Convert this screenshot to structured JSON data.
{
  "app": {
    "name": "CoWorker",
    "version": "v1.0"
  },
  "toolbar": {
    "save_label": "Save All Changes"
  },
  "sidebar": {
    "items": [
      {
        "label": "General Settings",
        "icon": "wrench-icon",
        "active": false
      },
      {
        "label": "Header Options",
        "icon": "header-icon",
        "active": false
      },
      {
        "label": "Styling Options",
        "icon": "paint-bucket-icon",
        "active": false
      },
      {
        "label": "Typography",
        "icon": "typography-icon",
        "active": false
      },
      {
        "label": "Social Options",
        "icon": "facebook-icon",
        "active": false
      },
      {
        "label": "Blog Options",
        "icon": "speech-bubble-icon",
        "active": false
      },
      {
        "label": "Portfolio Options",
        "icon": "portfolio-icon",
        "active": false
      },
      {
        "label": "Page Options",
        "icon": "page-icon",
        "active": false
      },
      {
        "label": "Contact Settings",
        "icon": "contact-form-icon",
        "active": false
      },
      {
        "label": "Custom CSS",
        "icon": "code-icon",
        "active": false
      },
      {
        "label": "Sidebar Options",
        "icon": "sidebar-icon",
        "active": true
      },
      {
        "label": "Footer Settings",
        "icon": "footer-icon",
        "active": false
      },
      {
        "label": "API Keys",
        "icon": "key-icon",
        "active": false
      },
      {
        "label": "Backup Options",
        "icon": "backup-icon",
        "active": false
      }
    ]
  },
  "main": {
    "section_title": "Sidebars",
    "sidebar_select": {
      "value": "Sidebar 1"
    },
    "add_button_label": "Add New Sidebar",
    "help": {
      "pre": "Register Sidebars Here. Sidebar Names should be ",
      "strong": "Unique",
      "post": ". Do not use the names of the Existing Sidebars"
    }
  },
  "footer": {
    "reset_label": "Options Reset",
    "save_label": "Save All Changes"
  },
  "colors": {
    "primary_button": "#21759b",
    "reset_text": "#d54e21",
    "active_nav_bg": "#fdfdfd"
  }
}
=-=-=-=-=
- Directive: Copy every line verbatim.

- Response for this exercise:
Convert this screenshot to structured JSON data.
{
  "app": {
    "name": "CoWorker",
    "version": "v1.0"
  },
  "toolbar": {
    "save_label": "Save All Changes"
  },
  "sidebar": {
    "items": [
      {
        "label": "General Settings",
        "icon": "wrench-icon",
        "active": false
      },
      {
        "label": "Header Options",
        "icon": "header-icon",
        "active": false
      },
      {
        "label": "Styling Options",
        "icon": "paint-bucket-icon",
        "active": false
      },
      {
        "label": "Typography",
        "icon": "typography-icon",
        "active": false
      },
      {
        "label": "Social Options",
        "icon": "facebook-icon",
        "active": false
      },
      {
        "label": "Blog Options",
        "icon": "speech-bubble-icon",
        "active": false
      },
      {
        "label": "Portfolio Options",
        "icon": "portfolio-icon",
        "active": false
      },
      {
        "label": "Page Options",
        "icon": "page-icon",
        "active": false
      },
      {
        "label": "Contact Settings",
        "icon": "contact-form-icon",
        "active": false
      },
      {
        "label": "Custom CSS",
        "icon": "code-icon",
        "active": false
      },
      {
        "label": "Sidebar Options",
        "icon": "sidebar-icon",
        "active": true
      },
      {
        "label": "Footer Settings",
        "icon": "footer-icon",
        "active": false
      },
      {
        "label": "API Keys",
        "icon": "key-icon",
        "active": false
      },
      {
        "label": "Backup Options",
        "icon": "backup-icon",
        "active": false
      }
    ]
  },
  "main": {
    "section_title": "Sidebars",
    "sidebar_select": {
      "value": "Sidebar 1"
    },
    "add_button_label": "Add New Sidebar",
    "help": {
      "pre": "Register Sidebars Here. Sidebar Names should be ",
      "strong": "Unique",
      "post": ". Do not use the names of the Existing Sidebars"
    }
  },
  "footer": {
    "reset_label": "Options Reset",
    "save_label": "Save All Changes"
  },
  "colors": {
    "primary_button": "#21759b",
    "reset_text": "#d54e21",
    "active_nav_bg": "#fdfdfd"
  }
}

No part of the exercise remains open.